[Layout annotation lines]

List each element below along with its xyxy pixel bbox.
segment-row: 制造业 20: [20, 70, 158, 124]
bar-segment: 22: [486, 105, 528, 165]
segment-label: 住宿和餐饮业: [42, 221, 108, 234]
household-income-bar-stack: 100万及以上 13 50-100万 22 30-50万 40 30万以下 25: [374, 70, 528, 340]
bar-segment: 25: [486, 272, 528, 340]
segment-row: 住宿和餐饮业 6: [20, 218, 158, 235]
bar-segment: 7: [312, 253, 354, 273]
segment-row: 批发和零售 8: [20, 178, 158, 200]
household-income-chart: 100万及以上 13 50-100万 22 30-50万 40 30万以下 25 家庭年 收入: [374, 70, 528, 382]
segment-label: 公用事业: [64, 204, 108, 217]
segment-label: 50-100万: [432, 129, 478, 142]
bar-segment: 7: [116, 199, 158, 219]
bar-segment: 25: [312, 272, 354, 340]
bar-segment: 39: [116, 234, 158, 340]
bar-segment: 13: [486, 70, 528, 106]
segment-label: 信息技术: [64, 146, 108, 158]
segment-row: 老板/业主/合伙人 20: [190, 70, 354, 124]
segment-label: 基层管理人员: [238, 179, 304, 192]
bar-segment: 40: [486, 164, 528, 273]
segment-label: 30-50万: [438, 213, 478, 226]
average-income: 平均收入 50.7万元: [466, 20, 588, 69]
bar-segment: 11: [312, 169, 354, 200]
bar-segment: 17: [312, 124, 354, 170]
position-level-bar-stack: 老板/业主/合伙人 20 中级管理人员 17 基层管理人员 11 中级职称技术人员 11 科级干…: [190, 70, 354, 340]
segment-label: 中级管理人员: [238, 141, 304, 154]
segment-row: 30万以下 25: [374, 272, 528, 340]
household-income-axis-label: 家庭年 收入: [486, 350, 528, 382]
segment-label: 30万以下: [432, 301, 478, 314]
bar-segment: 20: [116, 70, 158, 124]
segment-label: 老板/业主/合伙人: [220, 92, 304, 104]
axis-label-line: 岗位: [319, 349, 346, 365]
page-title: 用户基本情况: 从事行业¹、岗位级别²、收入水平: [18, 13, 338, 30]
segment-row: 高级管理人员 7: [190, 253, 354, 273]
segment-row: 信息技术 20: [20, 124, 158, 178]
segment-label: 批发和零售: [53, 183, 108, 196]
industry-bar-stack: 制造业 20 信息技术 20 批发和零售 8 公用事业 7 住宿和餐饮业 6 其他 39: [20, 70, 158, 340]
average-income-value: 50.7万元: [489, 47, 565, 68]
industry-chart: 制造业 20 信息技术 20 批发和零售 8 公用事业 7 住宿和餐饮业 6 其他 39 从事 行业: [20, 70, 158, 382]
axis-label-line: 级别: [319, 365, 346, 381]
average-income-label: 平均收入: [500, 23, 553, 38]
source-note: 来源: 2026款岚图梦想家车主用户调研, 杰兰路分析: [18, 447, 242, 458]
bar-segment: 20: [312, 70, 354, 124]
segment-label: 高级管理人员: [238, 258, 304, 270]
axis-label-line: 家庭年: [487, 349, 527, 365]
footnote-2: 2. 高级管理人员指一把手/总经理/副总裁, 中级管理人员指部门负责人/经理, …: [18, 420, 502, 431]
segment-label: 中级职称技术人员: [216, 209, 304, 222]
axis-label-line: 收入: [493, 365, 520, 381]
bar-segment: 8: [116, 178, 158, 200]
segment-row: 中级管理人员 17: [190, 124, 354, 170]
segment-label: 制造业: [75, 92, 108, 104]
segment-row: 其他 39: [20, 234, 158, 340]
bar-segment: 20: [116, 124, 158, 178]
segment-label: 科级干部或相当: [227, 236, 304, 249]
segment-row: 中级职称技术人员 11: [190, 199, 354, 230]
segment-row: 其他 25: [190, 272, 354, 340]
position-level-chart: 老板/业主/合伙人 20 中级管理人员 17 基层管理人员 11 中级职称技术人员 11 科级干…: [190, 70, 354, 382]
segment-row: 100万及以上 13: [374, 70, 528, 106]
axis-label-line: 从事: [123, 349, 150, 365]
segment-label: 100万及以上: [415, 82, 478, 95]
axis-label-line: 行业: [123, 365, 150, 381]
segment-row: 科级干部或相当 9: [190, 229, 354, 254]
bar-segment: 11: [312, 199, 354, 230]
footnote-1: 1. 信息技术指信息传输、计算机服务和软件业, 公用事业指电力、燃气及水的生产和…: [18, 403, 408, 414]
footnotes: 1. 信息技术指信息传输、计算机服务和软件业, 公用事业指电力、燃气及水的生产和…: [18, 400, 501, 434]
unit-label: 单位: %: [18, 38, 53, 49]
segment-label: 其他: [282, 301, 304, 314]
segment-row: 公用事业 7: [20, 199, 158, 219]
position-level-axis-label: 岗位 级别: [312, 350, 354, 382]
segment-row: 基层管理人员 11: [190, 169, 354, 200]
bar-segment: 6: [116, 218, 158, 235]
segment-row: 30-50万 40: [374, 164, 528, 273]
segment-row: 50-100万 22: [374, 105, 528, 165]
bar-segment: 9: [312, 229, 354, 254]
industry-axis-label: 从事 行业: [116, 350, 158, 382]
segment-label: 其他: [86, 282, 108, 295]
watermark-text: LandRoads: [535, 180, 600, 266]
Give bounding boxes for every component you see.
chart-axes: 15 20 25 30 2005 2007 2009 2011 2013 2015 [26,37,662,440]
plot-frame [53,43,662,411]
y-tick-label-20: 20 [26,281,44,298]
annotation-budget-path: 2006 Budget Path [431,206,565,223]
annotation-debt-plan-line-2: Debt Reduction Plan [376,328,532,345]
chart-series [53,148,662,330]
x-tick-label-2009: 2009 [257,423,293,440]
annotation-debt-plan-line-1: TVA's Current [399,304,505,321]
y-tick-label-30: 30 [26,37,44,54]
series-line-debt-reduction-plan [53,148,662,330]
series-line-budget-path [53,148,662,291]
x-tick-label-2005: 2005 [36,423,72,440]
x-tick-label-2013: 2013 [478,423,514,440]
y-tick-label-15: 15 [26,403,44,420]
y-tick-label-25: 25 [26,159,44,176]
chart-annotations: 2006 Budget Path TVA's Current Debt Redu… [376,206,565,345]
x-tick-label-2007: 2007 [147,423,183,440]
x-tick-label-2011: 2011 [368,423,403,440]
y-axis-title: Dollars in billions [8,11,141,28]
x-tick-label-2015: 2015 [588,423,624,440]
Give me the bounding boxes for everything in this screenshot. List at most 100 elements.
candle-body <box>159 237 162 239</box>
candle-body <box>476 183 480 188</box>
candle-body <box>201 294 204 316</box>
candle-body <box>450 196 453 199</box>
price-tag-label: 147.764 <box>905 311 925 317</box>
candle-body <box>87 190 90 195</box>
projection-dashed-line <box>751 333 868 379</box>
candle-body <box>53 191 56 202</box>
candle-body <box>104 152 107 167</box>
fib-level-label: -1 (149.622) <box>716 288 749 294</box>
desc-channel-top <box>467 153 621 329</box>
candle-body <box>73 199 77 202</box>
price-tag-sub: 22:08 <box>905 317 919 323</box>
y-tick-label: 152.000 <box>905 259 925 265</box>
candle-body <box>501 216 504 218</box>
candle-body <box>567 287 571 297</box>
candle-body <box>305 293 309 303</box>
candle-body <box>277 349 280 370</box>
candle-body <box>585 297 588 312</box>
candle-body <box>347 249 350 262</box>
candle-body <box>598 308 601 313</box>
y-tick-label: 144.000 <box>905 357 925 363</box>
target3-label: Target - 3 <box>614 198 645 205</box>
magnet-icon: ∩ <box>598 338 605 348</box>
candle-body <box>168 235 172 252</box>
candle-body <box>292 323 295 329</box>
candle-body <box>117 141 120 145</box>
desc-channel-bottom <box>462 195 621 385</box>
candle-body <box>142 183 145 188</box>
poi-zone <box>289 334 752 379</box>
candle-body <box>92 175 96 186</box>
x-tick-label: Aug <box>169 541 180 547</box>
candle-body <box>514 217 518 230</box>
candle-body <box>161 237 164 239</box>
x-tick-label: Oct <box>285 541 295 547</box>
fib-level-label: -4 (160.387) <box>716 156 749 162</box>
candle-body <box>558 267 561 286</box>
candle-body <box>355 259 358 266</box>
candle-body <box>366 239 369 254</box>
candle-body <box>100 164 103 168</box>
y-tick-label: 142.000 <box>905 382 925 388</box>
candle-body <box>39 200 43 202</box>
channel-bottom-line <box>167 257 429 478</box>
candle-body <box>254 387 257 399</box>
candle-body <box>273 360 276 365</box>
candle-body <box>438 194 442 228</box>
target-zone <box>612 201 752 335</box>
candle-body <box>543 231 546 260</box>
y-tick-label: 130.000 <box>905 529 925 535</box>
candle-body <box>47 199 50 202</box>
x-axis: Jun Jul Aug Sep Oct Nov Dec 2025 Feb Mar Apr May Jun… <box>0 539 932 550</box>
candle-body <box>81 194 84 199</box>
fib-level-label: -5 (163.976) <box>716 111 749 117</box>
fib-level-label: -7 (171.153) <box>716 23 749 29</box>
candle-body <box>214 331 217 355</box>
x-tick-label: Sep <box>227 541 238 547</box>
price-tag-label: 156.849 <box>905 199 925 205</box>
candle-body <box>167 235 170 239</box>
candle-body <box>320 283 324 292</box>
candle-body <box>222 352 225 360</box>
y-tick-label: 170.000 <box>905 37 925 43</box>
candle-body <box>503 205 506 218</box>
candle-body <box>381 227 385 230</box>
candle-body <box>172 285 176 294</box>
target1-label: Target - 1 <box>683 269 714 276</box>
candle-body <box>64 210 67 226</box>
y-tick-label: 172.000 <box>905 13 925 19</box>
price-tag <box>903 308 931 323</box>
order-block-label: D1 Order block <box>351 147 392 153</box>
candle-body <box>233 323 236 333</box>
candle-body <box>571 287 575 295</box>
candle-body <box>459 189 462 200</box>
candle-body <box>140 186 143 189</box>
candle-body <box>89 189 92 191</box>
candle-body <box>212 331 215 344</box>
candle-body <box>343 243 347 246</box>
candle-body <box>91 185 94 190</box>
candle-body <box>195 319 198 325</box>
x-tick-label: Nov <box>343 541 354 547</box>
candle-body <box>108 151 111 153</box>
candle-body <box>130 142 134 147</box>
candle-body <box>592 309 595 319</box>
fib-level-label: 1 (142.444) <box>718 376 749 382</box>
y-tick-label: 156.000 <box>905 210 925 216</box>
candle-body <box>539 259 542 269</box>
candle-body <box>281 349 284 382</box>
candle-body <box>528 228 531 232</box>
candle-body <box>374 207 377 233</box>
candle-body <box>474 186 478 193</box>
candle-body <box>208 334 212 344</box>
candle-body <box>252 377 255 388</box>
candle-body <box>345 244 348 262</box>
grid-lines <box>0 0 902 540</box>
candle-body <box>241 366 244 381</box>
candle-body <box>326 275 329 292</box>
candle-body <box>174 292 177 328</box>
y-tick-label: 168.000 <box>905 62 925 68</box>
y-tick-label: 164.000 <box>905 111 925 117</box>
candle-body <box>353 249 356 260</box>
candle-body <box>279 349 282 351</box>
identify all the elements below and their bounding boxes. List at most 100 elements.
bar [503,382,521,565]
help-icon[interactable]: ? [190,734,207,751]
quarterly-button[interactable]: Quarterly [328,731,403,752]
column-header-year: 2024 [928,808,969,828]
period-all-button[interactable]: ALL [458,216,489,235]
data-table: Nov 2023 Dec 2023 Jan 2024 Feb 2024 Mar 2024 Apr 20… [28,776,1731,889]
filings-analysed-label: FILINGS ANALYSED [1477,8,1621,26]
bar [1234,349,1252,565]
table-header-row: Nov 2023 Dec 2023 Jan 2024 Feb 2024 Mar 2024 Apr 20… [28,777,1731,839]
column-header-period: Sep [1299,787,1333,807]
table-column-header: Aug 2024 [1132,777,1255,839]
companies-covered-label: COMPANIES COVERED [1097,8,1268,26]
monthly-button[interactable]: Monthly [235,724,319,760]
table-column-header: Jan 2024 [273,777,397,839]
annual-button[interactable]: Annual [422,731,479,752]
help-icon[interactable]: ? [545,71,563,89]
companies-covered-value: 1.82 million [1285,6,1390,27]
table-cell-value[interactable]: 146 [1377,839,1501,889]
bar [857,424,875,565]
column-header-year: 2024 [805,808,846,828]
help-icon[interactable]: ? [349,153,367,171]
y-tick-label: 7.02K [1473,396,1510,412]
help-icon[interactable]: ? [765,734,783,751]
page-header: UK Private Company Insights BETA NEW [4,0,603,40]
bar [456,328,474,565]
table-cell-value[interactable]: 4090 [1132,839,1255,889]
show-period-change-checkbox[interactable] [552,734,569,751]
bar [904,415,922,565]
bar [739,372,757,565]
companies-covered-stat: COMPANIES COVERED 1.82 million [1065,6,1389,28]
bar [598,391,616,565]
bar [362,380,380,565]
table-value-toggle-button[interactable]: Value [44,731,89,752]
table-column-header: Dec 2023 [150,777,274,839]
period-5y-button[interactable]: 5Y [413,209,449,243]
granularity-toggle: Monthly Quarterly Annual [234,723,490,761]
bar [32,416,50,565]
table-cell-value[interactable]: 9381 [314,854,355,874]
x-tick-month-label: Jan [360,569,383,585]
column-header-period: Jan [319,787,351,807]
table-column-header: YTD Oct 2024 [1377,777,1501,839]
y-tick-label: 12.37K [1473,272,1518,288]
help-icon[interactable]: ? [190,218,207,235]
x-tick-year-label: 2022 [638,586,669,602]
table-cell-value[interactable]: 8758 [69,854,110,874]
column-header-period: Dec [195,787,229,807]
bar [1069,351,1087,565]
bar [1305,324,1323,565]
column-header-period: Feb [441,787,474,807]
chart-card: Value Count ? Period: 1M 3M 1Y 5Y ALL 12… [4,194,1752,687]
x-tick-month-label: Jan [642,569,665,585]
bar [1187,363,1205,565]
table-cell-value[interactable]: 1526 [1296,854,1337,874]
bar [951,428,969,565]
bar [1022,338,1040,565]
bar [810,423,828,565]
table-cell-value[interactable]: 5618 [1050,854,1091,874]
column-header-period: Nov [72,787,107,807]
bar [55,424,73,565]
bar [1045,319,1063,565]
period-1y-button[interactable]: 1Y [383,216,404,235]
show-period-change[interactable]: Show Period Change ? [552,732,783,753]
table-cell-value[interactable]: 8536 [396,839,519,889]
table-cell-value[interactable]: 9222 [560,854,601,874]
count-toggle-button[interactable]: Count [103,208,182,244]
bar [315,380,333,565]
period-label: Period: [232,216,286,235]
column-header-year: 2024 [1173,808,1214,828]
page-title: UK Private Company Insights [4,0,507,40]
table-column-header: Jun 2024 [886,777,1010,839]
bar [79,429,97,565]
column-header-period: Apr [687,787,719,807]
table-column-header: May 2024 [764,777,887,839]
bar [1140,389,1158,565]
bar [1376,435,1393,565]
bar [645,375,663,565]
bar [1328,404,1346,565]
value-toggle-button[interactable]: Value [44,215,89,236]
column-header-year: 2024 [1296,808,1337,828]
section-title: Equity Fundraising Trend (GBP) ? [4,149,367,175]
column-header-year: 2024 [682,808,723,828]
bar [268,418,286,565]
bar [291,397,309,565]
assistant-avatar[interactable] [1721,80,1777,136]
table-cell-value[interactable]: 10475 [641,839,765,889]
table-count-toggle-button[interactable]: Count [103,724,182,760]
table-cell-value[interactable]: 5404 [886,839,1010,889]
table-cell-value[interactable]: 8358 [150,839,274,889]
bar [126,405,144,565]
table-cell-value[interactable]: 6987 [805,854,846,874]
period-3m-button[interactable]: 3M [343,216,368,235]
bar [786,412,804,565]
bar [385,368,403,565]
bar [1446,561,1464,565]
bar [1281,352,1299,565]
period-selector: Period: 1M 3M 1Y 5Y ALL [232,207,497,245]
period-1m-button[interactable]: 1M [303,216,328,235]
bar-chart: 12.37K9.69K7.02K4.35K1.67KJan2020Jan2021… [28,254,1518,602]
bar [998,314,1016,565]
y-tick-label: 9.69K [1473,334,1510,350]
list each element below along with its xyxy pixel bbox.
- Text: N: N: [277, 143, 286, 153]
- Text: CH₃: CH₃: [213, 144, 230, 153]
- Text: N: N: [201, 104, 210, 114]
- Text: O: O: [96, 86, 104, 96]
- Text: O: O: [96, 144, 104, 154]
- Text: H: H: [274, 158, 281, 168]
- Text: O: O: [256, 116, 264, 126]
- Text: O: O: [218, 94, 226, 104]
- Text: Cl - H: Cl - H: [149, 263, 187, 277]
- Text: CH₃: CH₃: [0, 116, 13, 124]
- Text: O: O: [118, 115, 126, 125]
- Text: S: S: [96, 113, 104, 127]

Request →
Reproduce the lines above word for word, from the first line through the line containing "segment-row: 住宿和餐饮业 6: [20, 218, 158, 235]", including both ends.

Response to this exercise →
List each element below along with its xyxy pixel bbox.
segment-row: 制造业 20: [20, 70, 158, 124]
bar-segment: 22: [486, 105, 528, 165]
segment-label: 住宿和餐饮业: [42, 221, 108, 234]
household-income-bar-stack: 100万及以上 13 50-100万 22 30-50万 40 30万以下 25: [374, 70, 528, 340]
bar-segment: 25: [486, 272, 528, 340]
segment-row: 住宿和餐饮业 6: [20, 218, 158, 235]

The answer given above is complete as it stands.